▼▼▼
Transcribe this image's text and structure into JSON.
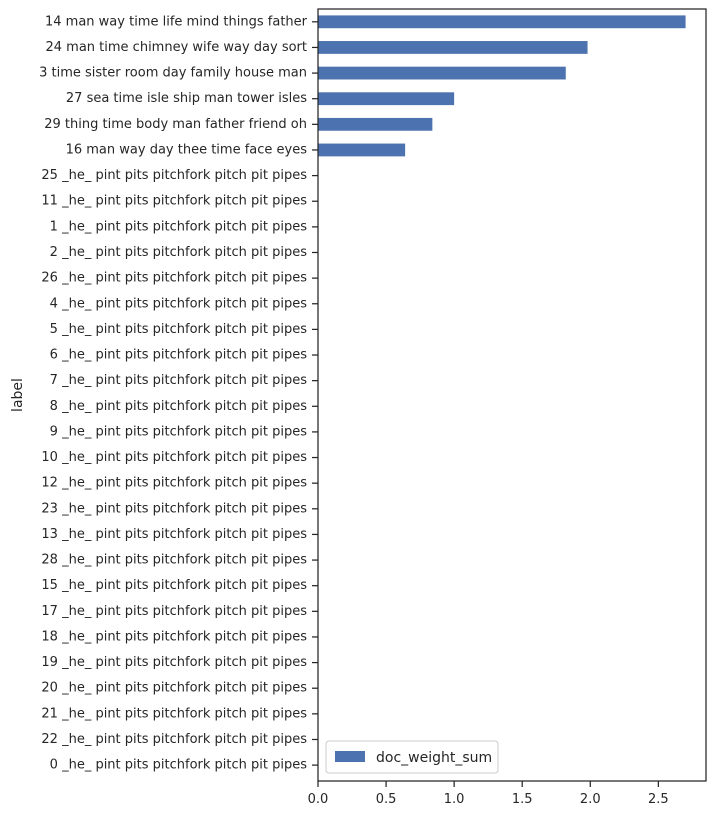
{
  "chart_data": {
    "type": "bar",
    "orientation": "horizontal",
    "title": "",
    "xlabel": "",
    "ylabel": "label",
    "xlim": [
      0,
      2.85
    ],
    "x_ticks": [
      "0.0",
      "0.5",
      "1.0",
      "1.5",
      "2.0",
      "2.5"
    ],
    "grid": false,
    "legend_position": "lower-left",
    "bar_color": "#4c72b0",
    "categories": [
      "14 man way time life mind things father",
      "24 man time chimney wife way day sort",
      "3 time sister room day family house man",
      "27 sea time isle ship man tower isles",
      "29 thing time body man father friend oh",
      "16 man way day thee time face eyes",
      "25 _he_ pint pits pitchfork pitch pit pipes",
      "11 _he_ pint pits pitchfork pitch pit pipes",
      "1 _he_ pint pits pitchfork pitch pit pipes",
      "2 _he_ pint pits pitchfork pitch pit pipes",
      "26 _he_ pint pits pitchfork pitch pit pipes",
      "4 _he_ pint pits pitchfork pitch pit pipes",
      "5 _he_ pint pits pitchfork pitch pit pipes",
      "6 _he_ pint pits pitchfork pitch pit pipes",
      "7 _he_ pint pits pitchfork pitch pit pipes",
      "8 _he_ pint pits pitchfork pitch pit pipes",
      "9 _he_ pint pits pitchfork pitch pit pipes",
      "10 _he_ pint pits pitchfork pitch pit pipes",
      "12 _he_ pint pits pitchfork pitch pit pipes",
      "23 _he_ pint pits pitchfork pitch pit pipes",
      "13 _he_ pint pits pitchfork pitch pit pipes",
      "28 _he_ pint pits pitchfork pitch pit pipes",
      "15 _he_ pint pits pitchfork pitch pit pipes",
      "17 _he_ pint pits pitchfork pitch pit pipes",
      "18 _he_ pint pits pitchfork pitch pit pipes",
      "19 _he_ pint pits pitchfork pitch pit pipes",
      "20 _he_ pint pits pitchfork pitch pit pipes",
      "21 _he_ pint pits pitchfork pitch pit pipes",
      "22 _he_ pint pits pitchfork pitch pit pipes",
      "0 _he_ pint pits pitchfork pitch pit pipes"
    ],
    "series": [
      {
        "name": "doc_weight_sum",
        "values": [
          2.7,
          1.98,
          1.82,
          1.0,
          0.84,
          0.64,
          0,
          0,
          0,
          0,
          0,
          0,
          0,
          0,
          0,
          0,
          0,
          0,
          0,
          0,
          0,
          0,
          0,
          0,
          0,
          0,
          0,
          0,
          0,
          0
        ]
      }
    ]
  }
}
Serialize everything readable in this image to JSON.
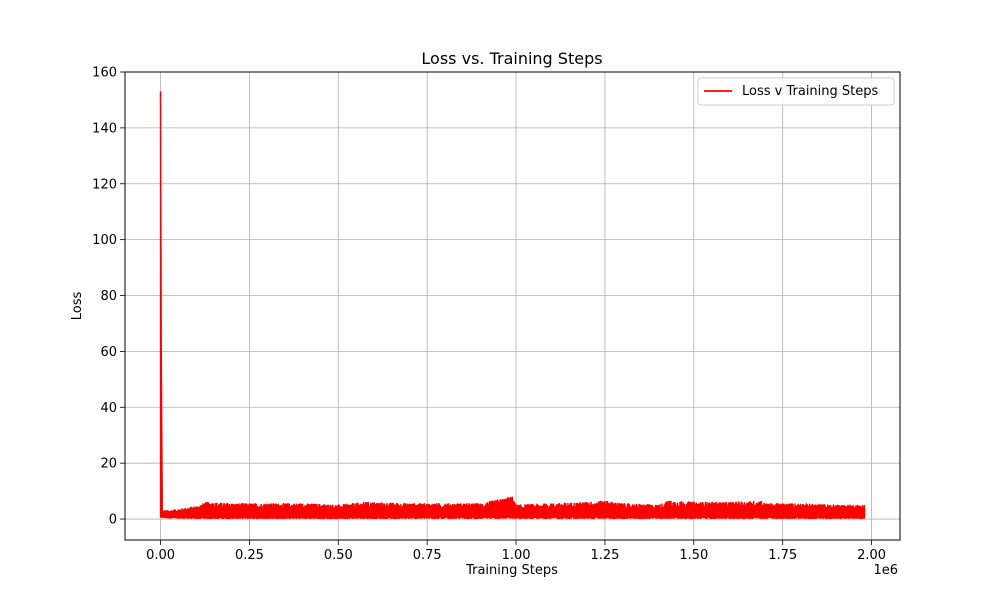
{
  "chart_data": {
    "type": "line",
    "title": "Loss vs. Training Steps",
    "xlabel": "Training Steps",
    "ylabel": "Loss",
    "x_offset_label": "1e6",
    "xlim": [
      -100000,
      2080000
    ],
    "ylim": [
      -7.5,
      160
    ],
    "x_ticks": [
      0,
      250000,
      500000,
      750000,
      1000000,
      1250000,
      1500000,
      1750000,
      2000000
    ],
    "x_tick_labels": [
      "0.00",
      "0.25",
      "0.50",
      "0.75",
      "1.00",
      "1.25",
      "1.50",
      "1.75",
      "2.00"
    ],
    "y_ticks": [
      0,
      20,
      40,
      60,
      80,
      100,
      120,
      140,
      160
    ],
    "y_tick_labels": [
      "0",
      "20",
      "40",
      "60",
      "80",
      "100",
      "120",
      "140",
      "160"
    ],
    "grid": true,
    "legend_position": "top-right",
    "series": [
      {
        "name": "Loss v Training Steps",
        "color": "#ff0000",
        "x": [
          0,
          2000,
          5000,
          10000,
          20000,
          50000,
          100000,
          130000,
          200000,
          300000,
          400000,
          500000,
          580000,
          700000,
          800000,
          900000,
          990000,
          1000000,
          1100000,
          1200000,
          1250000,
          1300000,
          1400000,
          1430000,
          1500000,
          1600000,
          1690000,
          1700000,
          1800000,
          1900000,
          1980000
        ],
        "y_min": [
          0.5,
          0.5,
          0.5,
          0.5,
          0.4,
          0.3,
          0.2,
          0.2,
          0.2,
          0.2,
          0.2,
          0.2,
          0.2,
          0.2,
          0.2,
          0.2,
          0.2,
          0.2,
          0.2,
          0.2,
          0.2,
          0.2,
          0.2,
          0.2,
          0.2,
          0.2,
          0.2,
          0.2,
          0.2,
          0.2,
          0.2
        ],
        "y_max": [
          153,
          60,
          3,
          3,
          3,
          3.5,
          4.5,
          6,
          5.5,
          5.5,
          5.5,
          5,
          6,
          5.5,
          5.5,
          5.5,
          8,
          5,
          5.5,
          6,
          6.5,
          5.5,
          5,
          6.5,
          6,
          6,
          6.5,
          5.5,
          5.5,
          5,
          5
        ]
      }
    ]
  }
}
▲▲▲
Aim ▸ Repeat the material above verbatim, with no pictures in the output.

Response to the task ▸
Transcribe this image's text and structure into JSON.
{
  "chart_data": {
    "type": "bar",
    "orientation": "horizontal",
    "title": "",
    "xlabel": "",
    "ylabel": "label",
    "xlim": [
      0,
      2.85
    ],
    "x_ticks": [
      "0.0",
      "0.5",
      "1.0",
      "1.5",
      "2.0",
      "2.5"
    ],
    "grid": false,
    "legend_position": "lower-left",
    "bar_color": "#4c72b0",
    "categories": [
      "14 man way time life mind things father",
      "24 man time chimney wife way day sort",
      "3 time sister room day family house man",
      "27 sea time isle ship man tower isles",
      "29 thing time body man father friend oh",
      "16 man way day thee time face eyes",
      "25 _he_ pint pits pitchfork pitch pit pipes",
      "11 _he_ pint pits pitchfork pitch pit pipes",
      "1 _he_ pint pits pitchfork pitch pit pipes",
      "2 _he_ pint pits pitchfork pitch pit pipes",
      "26 _he_ pint pits pitchfork pitch pit pipes",
      "4 _he_ pint pits pitchfork pitch pit pipes",
      "5 _he_ pint pits pitchfork pitch pit pipes",
      "6 _he_ pint pits pitchfork pitch pit pipes",
      "7 _he_ pint pits pitchfork pitch pit pipes",
      "8 _he_ pint pits pitchfork pitch pit pipes",
      "9 _he_ pint pits pitchfork pitch pit pipes",
      "10 _he_ pint pits pitchfork pitch pit pipes",
      "12 _he_ pint pits pitchfork pitch pit pipes",
      "23 _he_ pint pits pitchfork pitch pit pipes",
      "13 _he_ pint pits pitchfork pitch pit pipes",
      "28 _he_ pint pits pitchfork pitch pit pipes",
      "15 _he_ pint pits pitchfork pitch pit pipes",
      "17 _he_ pint pits pitchfork pitch pit pipes",
      "18 _he_ pint pits pitchfork pitch pit pipes",
      "19 _he_ pint pits pitchfork pitch pit pipes",
      "20 _he_ pint pits pitchfork pitch pit pipes",
      "21 _he_ pint pits pitchfork pitch pit pipes",
      "22 _he_ pint pits pitchfork pitch pit pipes",
      "0 _he_ pint pits pitchfork pitch pit pipes"
    ],
    "series": [
      {
        "name": "doc_weight_sum",
        "values": [
          2.7,
          1.98,
          1.82,
          1.0,
          0.84,
          0.64,
          0,
          0,
          0,
          0,
          0,
          0,
          0,
          0,
          0,
          0,
          0,
          0,
          0,
          0,
          0,
          0,
          0,
          0,
          0,
          0,
          0,
          0,
          0,
          0
        ]
      }
    ]
  }
}
Serialize everything readable in this image to JSON.
{
  "chart_data": {
    "type": "line",
    "title": "Loss vs. Training Steps",
    "xlabel": "Training Steps",
    "ylabel": "Loss",
    "x_offset_label": "1e6",
    "xlim": [
      -100000,
      2080000
    ],
    "ylim": [
      -7.5,
      160
    ],
    "x_ticks": [
      0,
      250000,
      500000,
      750000,
      1000000,
      1250000,
      1500000,
      1750000,
      2000000
    ],
    "x_tick_labels": [
      "0.00",
      "0.25",
      "0.50",
      "0.75",
      "1.00",
      "1.25",
      "1.50",
      "1.75",
      "2.00"
    ],
    "y_ticks": [
      0,
      20,
      40,
      60,
      80,
      100,
      120,
      140,
      160
    ],
    "y_tick_labels": [
      "0",
      "20",
      "40",
      "60",
      "80",
      "100",
      "120",
      "140",
      "160"
    ],
    "grid": true,
    "legend_position": "top-right",
    "series": [
      {
        "name": "Loss v Training Steps",
        "color": "#ff0000",
        "x": [
          0,
          2000,
          5000,
          10000,
          20000,
          50000,
          100000,
          130000,
          200000,
          300000,
          400000,
          500000,
          580000,
          700000,
          800000,
          900000,
          990000,
          1000000,
          1100000,
          1200000,
          1250000,
          1300000,
          1400000,
          1430000,
          1500000,
          1600000,
          1690000,
          1700000,
          1800000,
          1900000,
          1980000
        ],
        "y_min": [
          0.5,
          0.5,
          0.5,
          0.5,
          0.4,
          0.3,
          0.2,
          0.2,
          0.2,
          0.2,
          0.2,
          0.2,
          0.2,
          0.2,
          0.2,
          0.2,
          0.2,
          0.2,
          0.2,
          0.2,
          0.2,
          0.2,
          0.2,
          0.2,
          0.2,
          0.2,
          0.2,
          0.2,
          0.2,
          0.2,
          0.2
        ],
        "y_max": [
          153,
          60,
          3,
          3,
          3,
          3.5,
          4.5,
          6,
          5.5,
          5.5,
          5.5,
          5,
          6,
          5.5,
          5.5,
          5.5,
          8,
          5,
          5.5,
          6,
          6.5,
          5.5,
          5,
          6.5,
          6,
          6,
          6.5,
          5.5,
          5.5,
          5,
          5
        ]
      }
    ]
  }
}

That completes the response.